(Dataset entries)
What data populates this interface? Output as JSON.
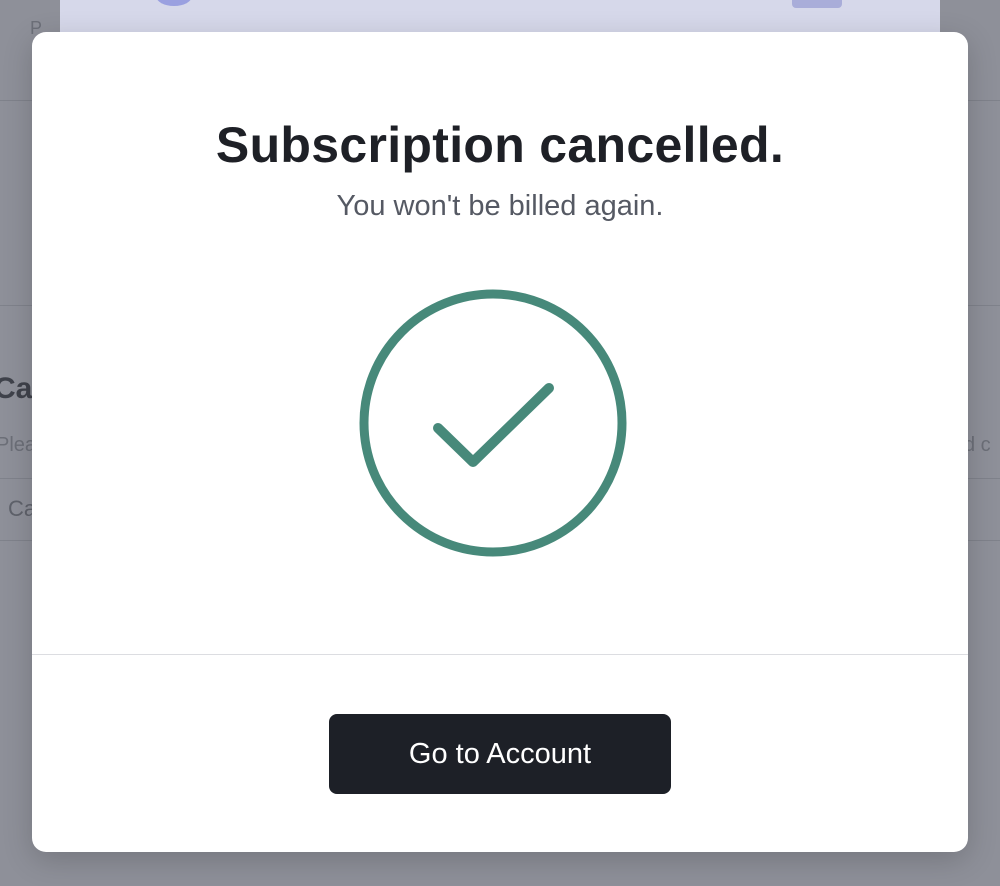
{
  "background": {
    "heading_fragment": "Ca",
    "subtext_fragment": "Plea",
    "subtext_right_fragment": "d c",
    "row_fragment": "Ca",
    "small_fragment": "P"
  },
  "modal": {
    "title": "Subscription cancelled.",
    "subtitle": "You won't be billed again.",
    "icon": "check-circle-icon",
    "icon_color": "#47897a",
    "button_label": "Go to Account"
  }
}
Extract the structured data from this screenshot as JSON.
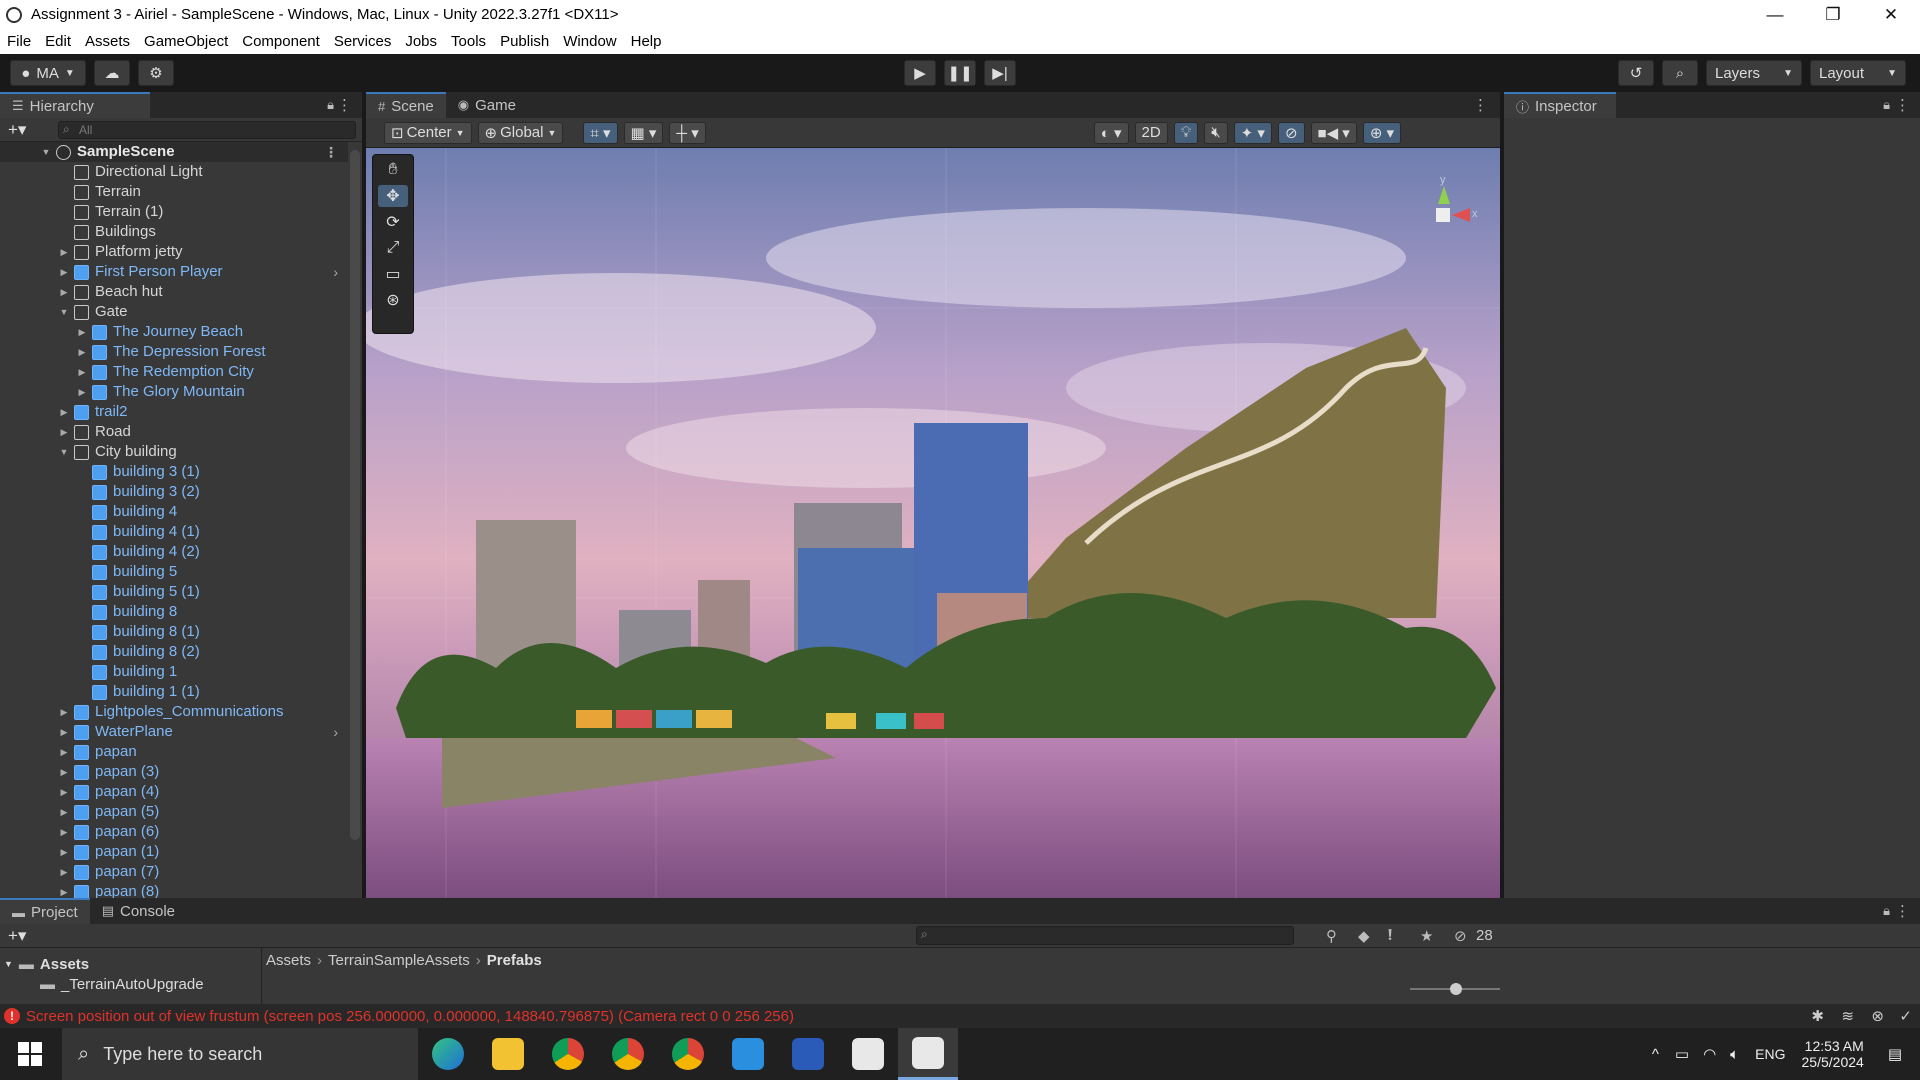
{
  "window": {
    "title": "Assignment 3 - Airiel - SampleScene - Windows, Mac, Linux - Unity 2022.3.27f1 <DX11>",
    "controls": [
      "—",
      "❐",
      "✕"
    ]
  },
  "menu": [
    "File",
    "Edit",
    "Assets",
    "GameObject",
    "Component",
    "Services",
    "Jobs",
    "Tools",
    "Publish",
    "Window",
    "Help"
  ],
  "toolbar": {
    "account": "MA",
    "layers_label": "Layers",
    "layout_label": "Layout"
  },
  "hierarchy": {
    "tab": "Hierarchy",
    "search_placeholder": "All",
    "scene": "SampleScene",
    "items": [
      {
        "label": "Directional Light",
        "depth": 1,
        "arrow": "",
        "prefab": false
      },
      {
        "label": "Terrain",
        "depth": 1,
        "arrow": "",
        "prefab": false
      },
      {
        "label": "Terrain (1)",
        "depth": 1,
        "arrow": "",
        "prefab": false
      },
      {
        "label": "Buildings",
        "depth": 1,
        "arrow": "",
        "prefab": false
      },
      {
        "label": "Platform jetty",
        "depth": 1,
        "arrow": "▶",
        "prefab": false
      },
      {
        "label": "First Person Player",
        "depth": 1,
        "arrow": "▶",
        "prefab": true,
        "more": "›"
      },
      {
        "label": "Beach hut",
        "depth": 1,
        "arrow": "▶",
        "prefab": false
      },
      {
        "label": "Gate",
        "depth": 1,
        "arrow": "▼",
        "prefab": false
      },
      {
        "label": "The Journey Beach",
        "depth": 2,
        "arrow": "▶",
        "prefab": true
      },
      {
        "label": "The Depression Forest",
        "depth": 2,
        "arrow": "▶",
        "prefab": true
      },
      {
        "label": "The Redemption City",
        "depth": 2,
        "arrow": "▶",
        "prefab": true
      },
      {
        "label": "The Glory Mountain",
        "depth": 2,
        "arrow": "▶",
        "prefab": true
      },
      {
        "label": "trail2",
        "depth": 1,
        "arrow": "▶",
        "prefab": true
      },
      {
        "label": "Road",
        "depth": 1,
        "arrow": "▶",
        "prefab": false
      },
      {
        "label": "City building",
        "depth": 1,
        "arrow": "▼",
        "prefab": false
      },
      {
        "label": "building 3 (1)",
        "depth": 2,
        "arrow": "",
        "prefab": true
      },
      {
        "label": "building 3 (2)",
        "depth": 2,
        "arrow": "",
        "prefab": true
      },
      {
        "label": "building 4",
        "depth": 2,
        "arrow": "",
        "prefab": true
      },
      {
        "label": "building 4 (1)",
        "depth": 2,
        "arrow": "",
        "prefab": true
      },
      {
        "label": "building 4 (2)",
        "depth": 2,
        "arrow": "",
        "prefab": true
      },
      {
        "label": "building 5",
        "depth": 2,
        "arrow": "",
        "prefab": true
      },
      {
        "label": "building 5 (1)",
        "depth": 2,
        "arrow": "",
        "prefab": true
      },
      {
        "label": "building 8",
        "depth": 2,
        "arrow": "",
        "prefab": true
      },
      {
        "label": "building 8 (1)",
        "depth": 2,
        "arrow": "",
        "prefab": true
      },
      {
        "label": "building 8 (2)",
        "depth": 2,
        "arrow": "",
        "prefab": true
      },
      {
        "label": "building 1",
        "depth": 2,
        "arrow": "",
        "prefab": true
      },
      {
        "label": "building 1 (1)",
        "depth": 2,
        "arrow": "",
        "prefab": true
      },
      {
        "label": "Lightpoles_Communications",
        "depth": 1,
        "arrow": "▶",
        "prefab": true
      },
      {
        "label": "WaterPlane",
        "depth": 1,
        "arrow": "▶",
        "prefab": true,
        "more": "›"
      },
      {
        "label": "papan",
        "depth": 1,
        "arrow": "▶",
        "prefab": true
      },
      {
        "label": "papan (3)",
        "depth": 1,
        "arrow": "▶",
        "prefab": true
      },
      {
        "label": "papan (4)",
        "depth": 1,
        "arrow": "▶",
        "prefab": true
      },
      {
        "label": "papan (5)",
        "depth": 1,
        "arrow": "▶",
        "prefab": true
      },
      {
        "label": "papan (6)",
        "depth": 1,
        "arrow": "▶",
        "prefab": true
      },
      {
        "label": "papan (1)",
        "depth": 1,
        "arrow": "▶",
        "prefab": true
      },
      {
        "label": "papan (7)",
        "depth": 1,
        "arrow": "▶",
        "prefab": true
      },
      {
        "label": "papan (8)",
        "depth": 1,
        "arrow": "▶",
        "prefab": true
      }
    ]
  },
  "scene_view": {
    "tabs": [
      "Scene",
      "Game"
    ],
    "pivot": "Center",
    "space": "Global",
    "mode_2d": "2D",
    "gizmo_y": "y",
    "gizmo_x": "x"
  },
  "inspector": {
    "tab": "Inspector"
  },
  "project": {
    "tabs": [
      "Project",
      "Console"
    ],
    "breadcrumb": [
      "Assets",
      "TerrainSampleAssets",
      "Prefabs"
    ],
    "tree": [
      "Assets",
      "_TerrainAutoUpgrade"
    ],
    "hidden_count": "28"
  },
  "status": {
    "message": "Screen position out of view frustum (screen pos 256.000000, 0.000000, 148840.796875) (Camera rect 0 0 256 256)"
  },
  "taskbar": {
    "search_placeholder": "Type here to search",
    "lang": "ENG",
    "time": "12:53 AM",
    "date": "25/5/2024"
  },
  "colors": {
    "accent": "#3a79bb",
    "error": "#e0322a",
    "prefab": "#7fb8f5"
  }
}
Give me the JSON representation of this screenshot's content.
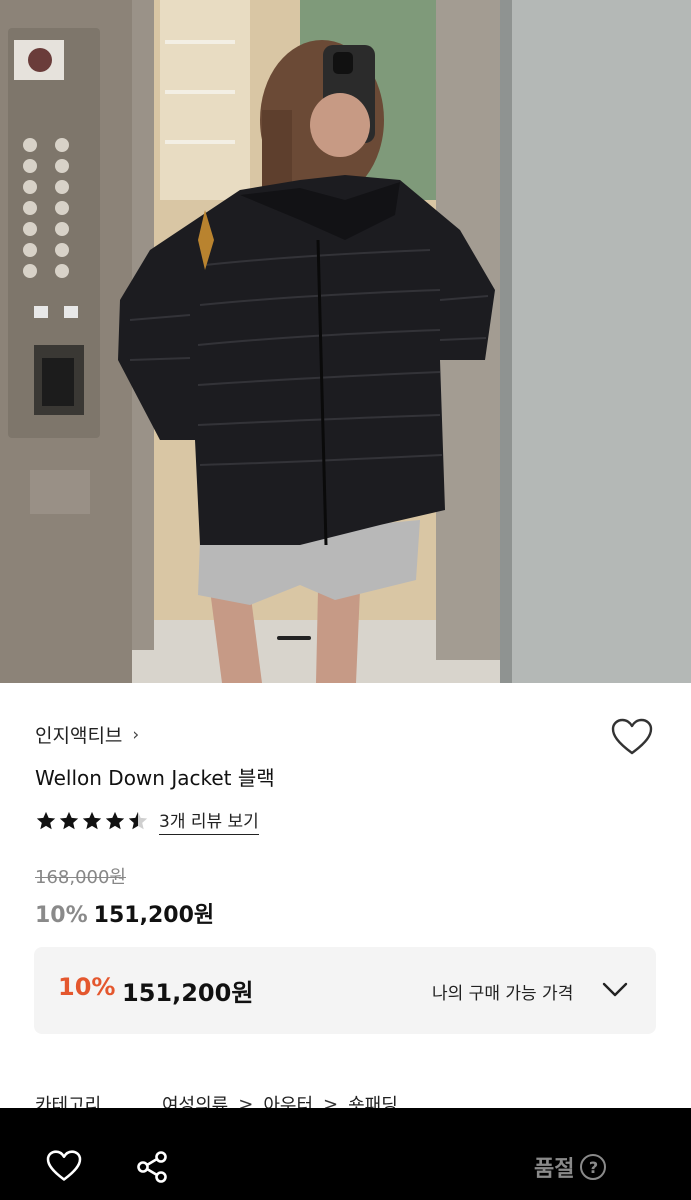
{
  "product_image": {
    "alt": "Wellon Down Jacket 블랙",
    "colors": {
      "jacket": "#1c1c20",
      "shorts": "#b8b8b8",
      "elevator_panel": "#8c8378",
      "wall": "#b4b8b6"
    }
  },
  "product": {
    "brand": "인지액티브",
    "brand_chevron": "›",
    "title": "Wellon Down Jacket 블랙",
    "rating": 4.5,
    "review_link": "3개 리뷰 보기",
    "original_price": "168,000원",
    "discount": "10%",
    "sale_price": "151,200원"
  },
  "my_price": {
    "discount": "10%",
    "price": "151,200원",
    "label": "나의 구매 가능 가격"
  },
  "category": {
    "label": "카테고리",
    "path": [
      "여성의류",
      "아우터",
      "숏패딩"
    ],
    "separator": ">"
  },
  "bottom_bar": {
    "soldout_label": "품절",
    "help_glyph": "?"
  },
  "colors": {
    "discount_accent": "#e4572e",
    "muted": "#8a8a8a",
    "bar_bg": "#000000"
  },
  "icons": [
    "heart-icon",
    "chevron-right-icon",
    "star-icon",
    "chevron-down-icon",
    "share-icon",
    "help-icon"
  ]
}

* What you need to do
Set down every entry word for word, but omit the pictures.

* The output
What data populates this interface? Output as JSON.
{
  "background": {
    "heading_fragment": "Ca",
    "subtext_fragment": "Plea",
    "subtext_right_fragment": "d c",
    "row_fragment": "Ca",
    "small_fragment": "P"
  },
  "modal": {
    "title": "Subscription cancelled.",
    "subtitle": "You won't be billed again.",
    "icon": "check-circle-icon",
    "icon_color": "#47897a",
    "button_label": "Go to Account"
  }
}
Extract the structured data from this screenshot as JSON.
{
  "window": {
    "title": "Assignment 3 - Airiel - SampleScene - Windows, Mac, Linux - Unity 2022.3.27f1 <DX11>",
    "controls": [
      "—",
      "❐",
      "✕"
    ]
  },
  "menu": [
    "File",
    "Edit",
    "Assets",
    "GameObject",
    "Component",
    "Services",
    "Jobs",
    "Tools",
    "Publish",
    "Window",
    "Help"
  ],
  "toolbar": {
    "account": "MA",
    "layers_label": "Layers",
    "layout_label": "Layout"
  },
  "hierarchy": {
    "tab": "Hierarchy",
    "search_placeholder": "All",
    "scene": "SampleScene",
    "items": [
      {
        "label": "Directional Light",
        "depth": 1,
        "arrow": "",
        "prefab": false
      },
      {
        "label": "Terrain",
        "depth": 1,
        "arrow": "",
        "prefab": false
      },
      {
        "label": "Terrain (1)",
        "depth": 1,
        "arrow": "",
        "prefab": false
      },
      {
        "label": "Buildings",
        "depth": 1,
        "arrow": "",
        "prefab": false
      },
      {
        "label": "Platform jetty",
        "depth": 1,
        "arrow": "▶",
        "prefab": false
      },
      {
        "label": "First Person Player",
        "depth": 1,
        "arrow": "▶",
        "prefab": true,
        "more": "›"
      },
      {
        "label": "Beach hut",
        "depth": 1,
        "arrow": "▶",
        "prefab": false
      },
      {
        "label": "Gate",
        "depth": 1,
        "arrow": "▼",
        "prefab": false
      },
      {
        "label": "The Journey Beach",
        "depth": 2,
        "arrow": "▶",
        "prefab": true
      },
      {
        "label": "The Depression Forest",
        "depth": 2,
        "arrow": "▶",
        "prefab": true
      },
      {
        "label": "The Redemption City",
        "depth": 2,
        "arrow": "▶",
        "prefab": true
      },
      {
        "label": "The Glory Mountain",
        "depth": 2,
        "arrow": "▶",
        "prefab": true
      },
      {
        "label": "trail2",
        "depth": 1,
        "arrow": "▶",
        "prefab": true
      },
      {
        "label": "Road",
        "depth": 1,
        "arrow": "▶",
        "prefab": false
      },
      {
        "label": "City building",
        "depth": 1,
        "arrow": "▼",
        "prefab": false
      },
      {
        "label": "building 3 (1)",
        "depth": 2,
        "arrow": "",
        "prefab": true
      },
      {
        "label": "building 3 (2)",
        "depth": 2,
        "arrow": "",
        "prefab": true
      },
      {
        "label": "building 4",
        "depth": 2,
        "arrow": "",
        "prefab": true
      },
      {
        "label": "building 4 (1)",
        "depth": 2,
        "arrow": "",
        "prefab": true
      },
      {
        "label": "building 4 (2)",
        "depth": 2,
        "arrow": "",
        "prefab": true
      },
      {
        "label": "building 5",
        "depth": 2,
        "arrow": "",
        "prefab": true
      },
      {
        "label": "building 5 (1)",
        "depth": 2,
        "arrow": "",
        "prefab": true
      },
      {
        "label": "building 8",
        "depth": 2,
        "arrow": "",
        "prefab": true
      },
      {
        "label": "building 8 (1)",
        "depth": 2,
        "arrow": "",
        "prefab": true
      },
      {
        "label": "building 8 (2)",
        "depth": 2,
        "arrow": "",
        "prefab": true
      },
      {
        "label": "building 1",
        "depth": 2,
        "arrow": "",
        "prefab": true
      },
      {
        "label": "building 1 (1)",
        "depth": 2,
        "arrow": "",
        "prefab": true
      },
      {
        "label": "Lightpoles_Communications",
        "depth": 1,
        "arrow": "▶",
        "prefab": true
      },
      {
        "label": "WaterPlane",
        "depth": 1,
        "arrow": "▶",
        "prefab": true,
        "more": "›"
      },
      {
        "label": "papan",
        "depth": 1,
        "arrow": "▶",
        "prefab": true
      },
      {
        "label": "papan (3)",
        "depth": 1,
        "arrow": "▶",
        "prefab": true
      },
      {
        "label": "papan (4)",
        "depth": 1,
        "arrow": "▶",
        "prefab": true
      },
      {
        "label": "papan (5)",
        "depth": 1,
        "arrow": "▶",
        "prefab": true
      },
      {
        "label": "papan (6)",
        "depth": 1,
        "arrow": "▶",
        "prefab": true
      },
      {
        "label": "papan (1)",
        "depth": 1,
        "arrow": "▶",
        "prefab": true
      },
      {
        "label": "papan (7)",
        "depth": 1,
        "arrow": "▶",
        "prefab": true
      },
      {
        "label": "papan (8)",
        "depth": 1,
        "arrow": "▶",
        "prefab": true
      }
    ]
  },
  "scene_view": {
    "tabs": [
      "Scene",
      "Game"
    ],
    "pivot": "Center",
    "space": "Global",
    "mode_2d": "2D",
    "gizmo_y": "y",
    "gizmo_x": "x"
  },
  "inspector": {
    "tab": "Inspector"
  },
  "project": {
    "tabs": [
      "Project",
      "Console"
    ],
    "breadcrumb": [
      "Assets",
      "TerrainSampleAssets",
      "Prefabs"
    ],
    "tree": [
      "Assets",
      "_TerrainAutoUpgrade"
    ],
    "hidden_count": "28"
  },
  "status": {
    "message": "Screen position out of view frustum (screen pos 256.000000, 0.000000, 148840.796875) (Camera rect 0 0 256 256)"
  },
  "taskbar": {
    "search_placeholder": "Type here to search",
    "lang": "ENG",
    "time": "12:53 AM",
    "date": "25/5/2024"
  },
  "colors": {
    "accent": "#3a79bb",
    "error": "#e0322a",
    "prefab": "#7fb8f5"
  }
}
Give me the JSON representation of this screenshot's content.
{
  "product_image": {
    "alt": "Wellon Down Jacket 블랙",
    "colors": {
      "jacket": "#1c1c20",
      "shorts": "#b8b8b8",
      "elevator_panel": "#8c8378",
      "wall": "#b4b8b6"
    }
  },
  "product": {
    "brand": "인지액티브",
    "brand_chevron": "›",
    "title": "Wellon Down Jacket 블랙",
    "rating": 4.5,
    "review_link": "3개 리뷰 보기",
    "original_price": "168,000원",
    "discount": "10%",
    "sale_price": "151,200원"
  },
  "my_price": {
    "discount": "10%",
    "price": "151,200원",
    "label": "나의 구매 가능 가격"
  },
  "category": {
    "label": "카테고리",
    "path": [
      "여성의류",
      "아우터",
      "숏패딩"
    ],
    "separator": ">"
  },
  "bottom_bar": {
    "soldout_label": "품절",
    "help_glyph": "?"
  },
  "colors": {
    "discount_accent": "#e4572e",
    "muted": "#8a8a8a",
    "bar_bg": "#000000"
  },
  "icons": [
    "heart-icon",
    "chevron-right-icon",
    "star-icon",
    "chevron-down-icon",
    "share-icon",
    "help-icon"
  ]
}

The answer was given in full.